TO DO
Give the material again in full, matching it exactly.
[Start of DATA SHOWN]
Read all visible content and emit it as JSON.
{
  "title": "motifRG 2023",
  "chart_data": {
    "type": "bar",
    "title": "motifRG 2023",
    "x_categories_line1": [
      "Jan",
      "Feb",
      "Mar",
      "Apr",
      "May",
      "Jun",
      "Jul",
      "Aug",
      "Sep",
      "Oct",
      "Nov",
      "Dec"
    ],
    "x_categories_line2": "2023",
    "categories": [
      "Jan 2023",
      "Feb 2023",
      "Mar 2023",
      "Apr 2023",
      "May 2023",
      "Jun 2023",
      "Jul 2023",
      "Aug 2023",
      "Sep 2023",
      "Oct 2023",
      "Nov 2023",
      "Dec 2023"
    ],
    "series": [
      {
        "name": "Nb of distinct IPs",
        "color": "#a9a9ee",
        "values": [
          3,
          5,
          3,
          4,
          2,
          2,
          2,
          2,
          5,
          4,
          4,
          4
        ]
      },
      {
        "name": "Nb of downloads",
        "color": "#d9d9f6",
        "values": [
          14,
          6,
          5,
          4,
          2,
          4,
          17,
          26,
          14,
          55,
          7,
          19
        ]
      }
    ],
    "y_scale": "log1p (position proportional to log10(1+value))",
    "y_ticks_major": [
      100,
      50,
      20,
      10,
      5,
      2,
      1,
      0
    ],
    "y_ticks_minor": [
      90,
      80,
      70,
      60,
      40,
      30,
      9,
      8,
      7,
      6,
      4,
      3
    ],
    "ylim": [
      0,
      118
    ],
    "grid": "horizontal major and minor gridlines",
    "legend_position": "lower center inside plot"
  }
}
[End of DATA SHOWN]
RESPONSE TO THIS TASK
Read all visible content and emit it as JSON.
{
  "title": "motifRG 2023",
  "chart_data": {
    "type": "bar",
    "title": "motifRG 2023",
    "x_categories_line1": [
      "Jan",
      "Feb",
      "Mar",
      "Apr",
      "May",
      "Jun",
      "Jul",
      "Aug",
      "Sep",
      "Oct",
      "Nov",
      "Dec"
    ],
    "x_categories_line2": "2023",
    "categories": [
      "Jan 2023",
      "Feb 2023",
      "Mar 2023",
      "Apr 2023",
      "May 2023",
      "Jun 2023",
      "Jul 2023",
      "Aug 2023",
      "Sep 2023",
      "Oct 2023",
      "Nov 2023",
      "Dec 2023"
    ],
    "series": [
      {
        "name": "Nb of distinct IPs",
        "color": "#a9a9ee",
        "values": [
          3,
          5,
          3,
          4,
          2,
          2,
          2,
          2,
          5,
          4,
          4,
          4
        ]
      },
      {
        "name": "Nb of downloads",
        "color": "#d9d9f6",
        "values": [
          14,
          6,
          5,
          4,
          2,
          4,
          17,
          26,
          14,
          55,
          7,
          19
        ]
      }
    ],
    "y_scale": "log1p (position proportional to log10(1+value))",
    "y_ticks_major": [
      100,
      50,
      20,
      10,
      5,
      2,
      1,
      0
    ],
    "y_ticks_minor": [
      90,
      80,
      70,
      60,
      40,
      30,
      9,
      8,
      7,
      6,
      4,
      3
    ],
    "ylim": [
      0,
      118
    ],
    "grid": "horizontal major and minor gridlines",
    "legend_position": "lower center inside plot"
  }
}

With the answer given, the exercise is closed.